# Goal
Your task is to copy every line of the entries that contains "Multiplier".

=== Recorded information ===

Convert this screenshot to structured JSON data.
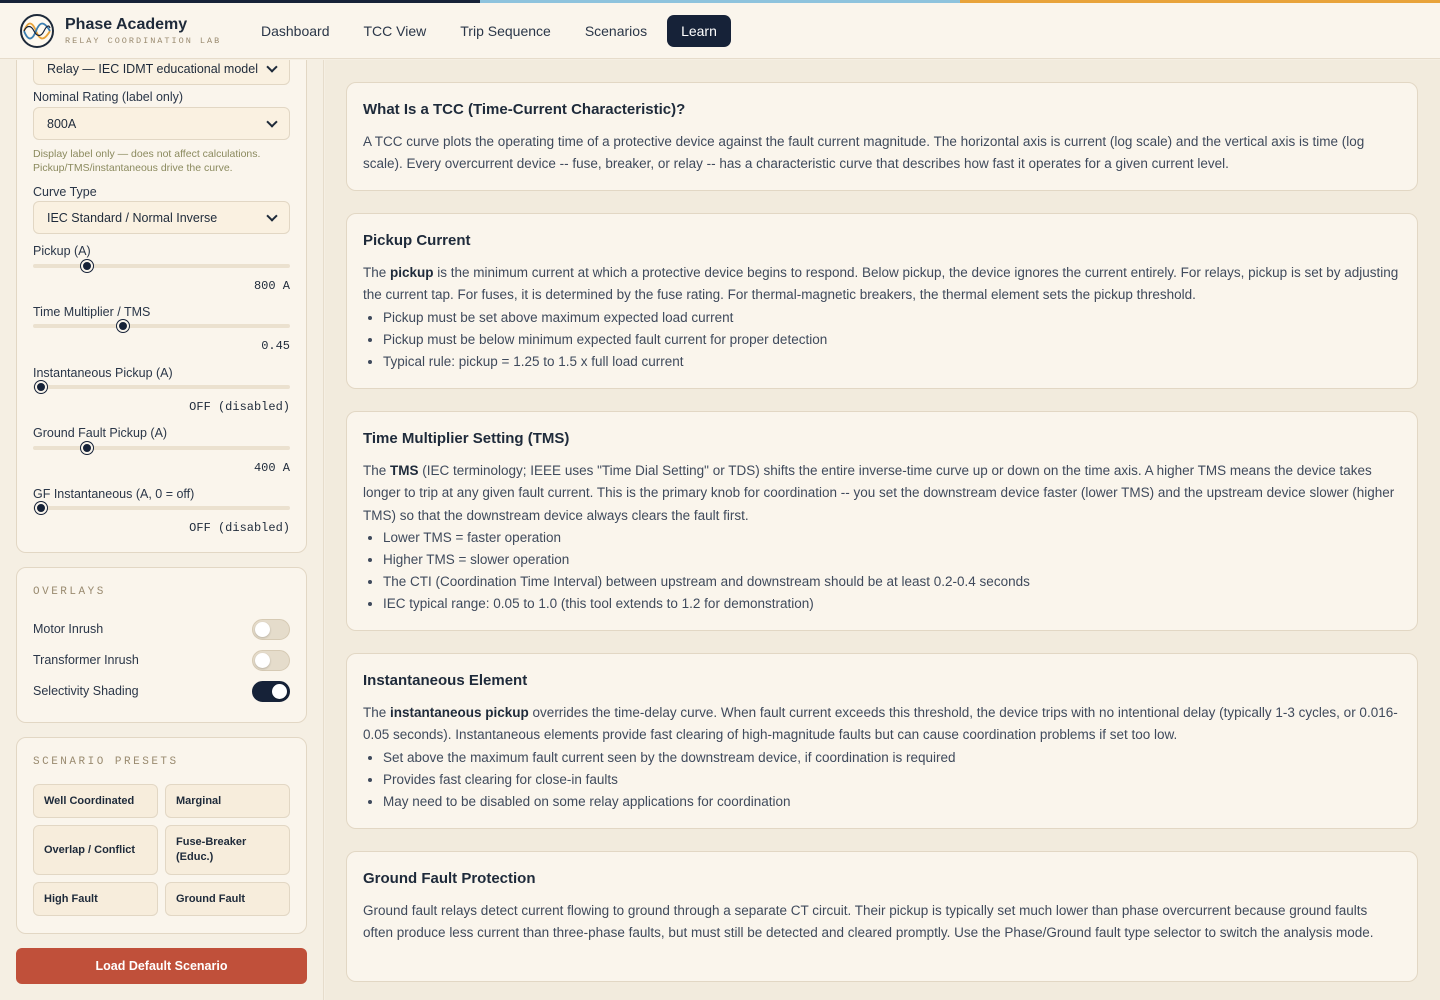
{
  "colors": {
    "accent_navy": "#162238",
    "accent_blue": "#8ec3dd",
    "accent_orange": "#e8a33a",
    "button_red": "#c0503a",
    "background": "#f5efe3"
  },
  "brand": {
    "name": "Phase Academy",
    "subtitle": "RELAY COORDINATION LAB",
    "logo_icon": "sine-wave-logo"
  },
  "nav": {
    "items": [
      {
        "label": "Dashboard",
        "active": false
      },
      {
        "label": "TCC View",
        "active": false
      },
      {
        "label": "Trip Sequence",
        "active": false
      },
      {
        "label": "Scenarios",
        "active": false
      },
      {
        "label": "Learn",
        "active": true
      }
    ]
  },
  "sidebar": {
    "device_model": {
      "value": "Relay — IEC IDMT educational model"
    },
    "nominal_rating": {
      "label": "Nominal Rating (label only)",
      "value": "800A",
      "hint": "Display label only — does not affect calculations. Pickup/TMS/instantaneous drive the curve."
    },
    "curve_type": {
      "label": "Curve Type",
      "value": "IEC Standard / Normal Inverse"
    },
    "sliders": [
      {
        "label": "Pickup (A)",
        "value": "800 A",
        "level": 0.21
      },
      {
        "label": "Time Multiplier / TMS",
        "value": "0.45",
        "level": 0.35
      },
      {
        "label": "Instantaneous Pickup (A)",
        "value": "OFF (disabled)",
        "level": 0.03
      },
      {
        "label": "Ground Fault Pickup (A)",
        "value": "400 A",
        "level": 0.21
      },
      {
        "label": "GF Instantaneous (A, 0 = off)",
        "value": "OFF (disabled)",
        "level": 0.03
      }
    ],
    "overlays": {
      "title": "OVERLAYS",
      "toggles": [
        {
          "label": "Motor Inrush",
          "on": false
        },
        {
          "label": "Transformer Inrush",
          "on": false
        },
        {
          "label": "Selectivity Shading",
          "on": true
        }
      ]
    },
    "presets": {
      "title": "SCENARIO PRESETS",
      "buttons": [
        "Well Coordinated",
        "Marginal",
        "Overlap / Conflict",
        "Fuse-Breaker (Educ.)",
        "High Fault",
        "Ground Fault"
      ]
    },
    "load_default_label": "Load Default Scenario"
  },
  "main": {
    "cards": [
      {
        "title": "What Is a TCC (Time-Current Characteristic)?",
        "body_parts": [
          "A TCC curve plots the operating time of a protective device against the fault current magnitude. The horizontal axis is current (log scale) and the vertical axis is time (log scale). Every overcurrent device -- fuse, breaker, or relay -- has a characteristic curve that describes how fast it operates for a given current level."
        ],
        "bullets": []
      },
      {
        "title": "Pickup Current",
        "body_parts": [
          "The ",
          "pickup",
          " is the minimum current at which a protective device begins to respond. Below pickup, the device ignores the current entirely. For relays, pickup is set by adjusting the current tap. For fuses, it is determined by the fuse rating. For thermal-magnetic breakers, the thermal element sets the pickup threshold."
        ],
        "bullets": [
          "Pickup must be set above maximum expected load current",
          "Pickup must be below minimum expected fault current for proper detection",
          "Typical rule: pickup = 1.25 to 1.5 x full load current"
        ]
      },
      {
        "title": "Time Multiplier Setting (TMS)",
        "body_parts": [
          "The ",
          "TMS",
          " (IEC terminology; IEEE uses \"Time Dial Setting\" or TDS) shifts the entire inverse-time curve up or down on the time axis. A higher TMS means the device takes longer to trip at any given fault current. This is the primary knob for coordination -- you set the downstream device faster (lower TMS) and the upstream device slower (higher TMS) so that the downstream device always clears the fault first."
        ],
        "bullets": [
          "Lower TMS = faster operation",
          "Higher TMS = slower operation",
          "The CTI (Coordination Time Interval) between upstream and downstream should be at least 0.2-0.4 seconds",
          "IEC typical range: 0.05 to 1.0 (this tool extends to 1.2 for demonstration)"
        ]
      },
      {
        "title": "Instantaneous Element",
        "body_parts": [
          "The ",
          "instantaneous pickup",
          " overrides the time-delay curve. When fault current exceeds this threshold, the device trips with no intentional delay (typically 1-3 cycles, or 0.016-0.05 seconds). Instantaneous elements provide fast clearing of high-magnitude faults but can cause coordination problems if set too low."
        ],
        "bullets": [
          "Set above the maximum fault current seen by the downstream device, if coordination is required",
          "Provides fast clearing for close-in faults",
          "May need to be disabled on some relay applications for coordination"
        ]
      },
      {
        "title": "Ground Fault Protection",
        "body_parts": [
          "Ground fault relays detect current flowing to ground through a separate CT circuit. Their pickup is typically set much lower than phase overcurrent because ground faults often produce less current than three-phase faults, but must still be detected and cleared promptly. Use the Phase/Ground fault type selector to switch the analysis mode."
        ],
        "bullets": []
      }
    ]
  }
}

===

# Answer in full
        "label": "Time Multiplier / TMS",
        "title": "Time Multiplier Setting (TMS)",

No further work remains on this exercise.